**READING TEXT**
'''

Jaime E. Cisternas1, Pedro Daza1, Takeshi Asahi2, Tim B. Dyrby3, Klaus Fritzsche4
1Engineering School, Universidad de los Andes, Santiago, RM, Chile; 2Center for Mathematical Modelling, Universidad de Chile, Santiago, Chile; 3Danish Research Centre for Magnetic Resonance, Copenhagen University Hospital Hvidovre, Hvidovre, Denmark; 4Division of Medical and Biological Informatics, German Cancer Research Center (DKFZ), Heidelberg, Germany
Diffusion weighted MRI offers the possibility of measuring the random motion of water molecules, revealing important microscopic features of anisotropic tissue such as the orientation of white matter fiber tracts. For high angular resolution acquisitions, recently proposed methods such as Q-ball describe the directional heterogeneity of complex voxels and should in principle detect fiber crossings. Now the Q-ball model, in its different implementations, has a large number of degrees of freedom that are difficult to estimate in the presence of noise, leading to overfitting and artefacts. The present work proposes a variational framework for the estimation, spatial smoothing and model selection, that greatly reduces the impact of noise on the estimated parameters and on other quantities such as the principal and secondary diffusion orientations. Some of the key ingredients of the approach are the use of an expansion in terms of real spherical harmonics to describe the orientation distribution, and a rotationally invariant metric of the coefficients of the expansion.

'''

**ENTRIES PROVIDED**
'''

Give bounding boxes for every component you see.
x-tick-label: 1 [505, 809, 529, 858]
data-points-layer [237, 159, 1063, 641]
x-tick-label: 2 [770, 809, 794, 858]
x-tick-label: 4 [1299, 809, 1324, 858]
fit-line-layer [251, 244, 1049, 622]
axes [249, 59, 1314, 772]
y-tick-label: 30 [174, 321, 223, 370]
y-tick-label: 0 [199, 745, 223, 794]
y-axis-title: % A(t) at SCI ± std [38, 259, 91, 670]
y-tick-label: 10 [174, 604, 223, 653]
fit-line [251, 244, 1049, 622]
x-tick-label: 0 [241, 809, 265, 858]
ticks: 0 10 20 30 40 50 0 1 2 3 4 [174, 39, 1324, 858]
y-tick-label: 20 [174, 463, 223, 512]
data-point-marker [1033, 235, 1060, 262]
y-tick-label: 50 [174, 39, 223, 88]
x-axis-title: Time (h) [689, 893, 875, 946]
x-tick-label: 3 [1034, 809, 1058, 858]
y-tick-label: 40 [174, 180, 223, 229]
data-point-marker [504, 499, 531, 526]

'''

**WORK TO COMPLETE**
1 – Can you rewrite the paragraph of the MRI abstract beginning "Diffusion weighted MRI offers" as a brief list that keeps its main facts?
2 – Answer these questions from the MRI abstract:
(a) Which division and center are listed for the affiliation in Heidelberg?
(b) According to the abstract, what does the large number of degrees of freedom in the Q-ball model lead to when noise is present?
(c) What kind of expansion is used to describe the orientation distribution?
3 – How would you put this sentence from the MRI abstract into Spanish: "Diffusion weighted MRI offers the possibility of measuring the random motion of water molecules, revealing important microscopic features of anisotropic tissue such as the orientation of white matter fiber tracts."?

**EXPECTED RESULTS**
1 –
- Diffusion weighted MRI measures the random motion of water molecules and reveals microscopic features of anisotropic tissue, such as the orientation of white matter fiber tracts.
- For high angular resolution acquisitions, methods such as Q-ball describe the directional heterogeneity of complex voxels and should in principle detect fiber crossings.
- The Q-ball model has many degrees of freedom that are hard to estimate when noise is present, which leads to overfitting and artefacts.
- The work proposes a variational framework for estimation, spatial smoothing and model selection. It greatly reduces the effect of noise on the estimated parameters and on quantities such as the principal and secondary diffusion orientations.
- Key ingredients are an expansion in real spherical harmonics to describe the orientation distribution and a rotationally invariant metric of the expansion coefficients.

2 –
(a) The Division of Medical and Biological Informatics, German Cancer Research Center (DKFZ).
(b) Overfitting and artefacts.
(c) An expansion in terms of real spherical harmonics.

3 – La resonancia magnética ponderada por difusión ofrece la posibilidad de medir el movimiento aleatorio de las moléculas de agua, lo que revela importantes características microscópicas del tejido anisotrópico, como la orientación de los tractos de fibras de la sustancia blanca.